* Start Records for processing *

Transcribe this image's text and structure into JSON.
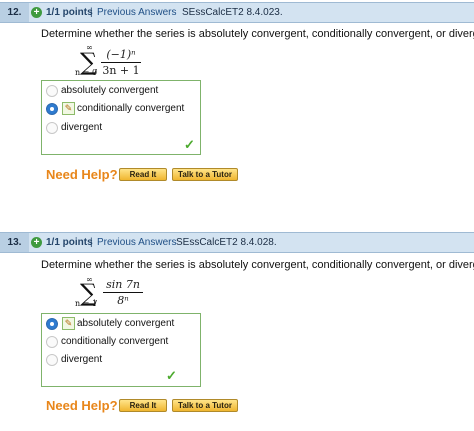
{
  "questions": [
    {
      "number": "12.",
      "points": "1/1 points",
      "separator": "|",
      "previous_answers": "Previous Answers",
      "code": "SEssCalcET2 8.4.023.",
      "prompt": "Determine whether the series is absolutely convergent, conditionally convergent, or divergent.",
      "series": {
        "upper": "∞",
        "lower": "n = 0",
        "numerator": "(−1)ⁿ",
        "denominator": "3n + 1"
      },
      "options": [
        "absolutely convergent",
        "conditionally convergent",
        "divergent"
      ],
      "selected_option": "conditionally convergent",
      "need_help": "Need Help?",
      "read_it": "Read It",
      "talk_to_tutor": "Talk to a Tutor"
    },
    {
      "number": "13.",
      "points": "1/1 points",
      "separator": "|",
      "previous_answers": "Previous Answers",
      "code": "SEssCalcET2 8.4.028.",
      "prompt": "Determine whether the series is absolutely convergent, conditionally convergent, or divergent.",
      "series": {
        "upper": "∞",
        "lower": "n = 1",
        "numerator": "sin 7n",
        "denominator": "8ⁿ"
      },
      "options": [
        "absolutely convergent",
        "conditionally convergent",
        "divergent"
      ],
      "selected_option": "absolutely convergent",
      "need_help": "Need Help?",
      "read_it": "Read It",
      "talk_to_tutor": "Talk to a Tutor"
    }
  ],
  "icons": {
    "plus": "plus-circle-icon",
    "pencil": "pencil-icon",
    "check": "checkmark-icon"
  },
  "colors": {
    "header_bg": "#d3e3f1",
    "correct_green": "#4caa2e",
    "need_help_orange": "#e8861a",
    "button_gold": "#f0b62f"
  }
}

* End Records for processing *
* Start Records for processing *

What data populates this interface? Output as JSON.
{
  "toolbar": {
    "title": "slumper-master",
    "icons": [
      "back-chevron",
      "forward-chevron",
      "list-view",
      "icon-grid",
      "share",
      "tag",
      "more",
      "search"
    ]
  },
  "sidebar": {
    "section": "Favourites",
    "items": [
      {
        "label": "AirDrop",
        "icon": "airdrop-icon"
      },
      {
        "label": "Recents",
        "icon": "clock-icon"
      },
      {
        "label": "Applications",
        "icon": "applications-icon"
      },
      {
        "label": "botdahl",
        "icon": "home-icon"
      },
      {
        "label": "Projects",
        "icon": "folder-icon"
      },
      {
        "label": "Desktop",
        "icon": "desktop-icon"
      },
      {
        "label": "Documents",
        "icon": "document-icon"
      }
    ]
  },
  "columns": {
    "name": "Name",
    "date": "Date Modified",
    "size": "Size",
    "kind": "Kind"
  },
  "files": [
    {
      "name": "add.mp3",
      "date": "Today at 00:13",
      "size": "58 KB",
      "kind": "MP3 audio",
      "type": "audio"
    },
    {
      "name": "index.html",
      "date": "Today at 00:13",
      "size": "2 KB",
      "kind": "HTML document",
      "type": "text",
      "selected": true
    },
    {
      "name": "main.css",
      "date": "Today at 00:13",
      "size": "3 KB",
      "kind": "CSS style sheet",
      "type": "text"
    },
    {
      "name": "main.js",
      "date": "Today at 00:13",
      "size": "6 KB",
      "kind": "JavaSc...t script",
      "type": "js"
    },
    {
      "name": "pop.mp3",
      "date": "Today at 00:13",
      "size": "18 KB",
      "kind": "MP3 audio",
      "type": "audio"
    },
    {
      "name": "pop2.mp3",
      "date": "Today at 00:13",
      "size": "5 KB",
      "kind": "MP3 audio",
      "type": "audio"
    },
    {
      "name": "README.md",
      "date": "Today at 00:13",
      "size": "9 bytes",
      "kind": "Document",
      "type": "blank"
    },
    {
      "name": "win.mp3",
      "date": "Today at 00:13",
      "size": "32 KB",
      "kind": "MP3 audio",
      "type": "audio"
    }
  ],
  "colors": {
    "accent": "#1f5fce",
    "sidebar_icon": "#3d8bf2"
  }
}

* End Records for processing *

Work to complete - Pull out every line containing "JSON".

Final answer -
Transcribe this image's text and structure into JSON.
What data populates this interface? Output as JSON.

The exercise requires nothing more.